##### Data for processing #####
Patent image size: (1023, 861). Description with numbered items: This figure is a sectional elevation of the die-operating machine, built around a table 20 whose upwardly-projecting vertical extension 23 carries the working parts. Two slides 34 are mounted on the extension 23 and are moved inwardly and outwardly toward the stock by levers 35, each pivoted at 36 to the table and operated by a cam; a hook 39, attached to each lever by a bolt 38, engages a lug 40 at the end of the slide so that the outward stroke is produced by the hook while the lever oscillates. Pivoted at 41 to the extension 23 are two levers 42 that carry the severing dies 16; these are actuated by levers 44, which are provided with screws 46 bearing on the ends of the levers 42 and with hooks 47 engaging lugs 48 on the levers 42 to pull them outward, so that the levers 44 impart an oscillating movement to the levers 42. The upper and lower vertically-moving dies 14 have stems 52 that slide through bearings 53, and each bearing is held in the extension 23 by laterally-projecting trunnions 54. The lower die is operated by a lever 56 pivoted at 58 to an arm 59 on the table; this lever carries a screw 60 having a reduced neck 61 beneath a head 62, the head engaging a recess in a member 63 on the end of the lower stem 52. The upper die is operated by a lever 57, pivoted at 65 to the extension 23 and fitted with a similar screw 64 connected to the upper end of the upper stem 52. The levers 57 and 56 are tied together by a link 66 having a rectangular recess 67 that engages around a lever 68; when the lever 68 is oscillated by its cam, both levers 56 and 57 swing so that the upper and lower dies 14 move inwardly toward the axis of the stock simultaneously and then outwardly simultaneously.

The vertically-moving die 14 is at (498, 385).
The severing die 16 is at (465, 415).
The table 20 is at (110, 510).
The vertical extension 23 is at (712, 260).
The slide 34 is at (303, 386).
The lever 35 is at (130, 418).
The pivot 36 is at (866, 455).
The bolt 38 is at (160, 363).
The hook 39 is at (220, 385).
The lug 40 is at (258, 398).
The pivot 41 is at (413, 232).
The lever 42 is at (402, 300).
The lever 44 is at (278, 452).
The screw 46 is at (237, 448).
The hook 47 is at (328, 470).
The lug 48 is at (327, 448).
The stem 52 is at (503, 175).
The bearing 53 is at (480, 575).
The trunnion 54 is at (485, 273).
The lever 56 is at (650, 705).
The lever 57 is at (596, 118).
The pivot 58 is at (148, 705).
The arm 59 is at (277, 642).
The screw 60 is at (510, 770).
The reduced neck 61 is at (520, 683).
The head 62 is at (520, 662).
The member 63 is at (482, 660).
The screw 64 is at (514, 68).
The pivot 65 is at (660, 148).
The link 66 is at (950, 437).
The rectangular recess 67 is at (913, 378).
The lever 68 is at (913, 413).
#####
[Required task]
Please copy every one of the lines above exactly, from start to finish.

[Complete response]
Patent image size: (1023, 861). Description with numbered items: This figure is a sectional elevation of the die-operating machine, built around a table 20 whose upwardly-projecting vertical extension 23 carries the working parts. Two slides 34 are mounted on the extension 23 and are moved inwardly and outwardly toward the stock by levers 35, each pivoted at 36 to the table and operated by a cam; a hook 39, attached to each lever by a bolt 38, engages a lug 40 at the end of the slide so that the outward stroke is produced by the hook while the lever oscillates. Pivoted at 41 to the extension 23 are two levers 42 that carry the severing dies 16; these are actuated by levers 44, which are provided with screws 46 bearing on the ends of the levers 42 and with hooks 47 engaging lugs 48 on the levers 42 to pull them outward, so that the levers 44 impart an oscillating movement to the levers 42. The upper and lower vertically-moving dies 14 have stems 52 that slide through bearings 53, and each bearing is held in the extension 23 by laterally-projecting trunnions 54. The lower die is operated by a lever 56 pivoted at 58 to an arm 59 on the table; this lever carries a screw 60 having a reduced neck 61 beneath a head 62, the head engaging a recess in a member 63 on the end of the lower stem 52. The upper die is operated by a lever 57, pivoted at 65 to the extension 23 and fitted with a similar screw 64 connected to the upper end of the upper stem 52. The levers 57 and 56 are tied together by a link 66 having a rectangular recess 67 that engages around a lever 68; when the lever 68 is oscillated by its cam, both levers 56 and 57 swing so that the upper and lower dies 14 move inwardly toward the axis of the stock simultaneously and then outwardly simultaneously.

The vertically-moving die 14 is at (498, 385).
The severing die 16 is at (465, 415).
The table 20 is at (110, 510).
The vertical extension 23 is at (712, 260).
The slide 34 is at (303, 386).
The lever 35 is at (130, 418).
The pivot 36 is at (866, 455).
The bolt 38 is at (160, 363).
The hook 39 is at (220, 385).
The lug 40 is at (258, 398).
The pivot 41 is at (413, 232).
The lever 42 is at (402, 300).
The lever 44 is at (278, 452).
The screw 46 is at (237, 448).
The hook 47 is at (328, 470).
The lug 48 is at (327, 448).
The stem 52 is at (503, 175).
The bearing 53 is at (480, 575).
The trunnion 54 is at (485, 273).
The lever 56 is at (650, 705).
The lever 57 is at (596, 118).
The pivot 58 is at (148, 705).
The arm 59 is at (277, 642).
The screw 60 is at (510, 770).
The reduced neck 61 is at (520, 683).
The head 62 is at (520, 662).
The member 63 is at (482, 660).
The screw 64 is at (514, 68).
The pivot 65 is at (660, 148).
The link 66 is at (950, 437).
The rectangular recess 67 is at (913, 378).
The lever 68 is at (913, 413).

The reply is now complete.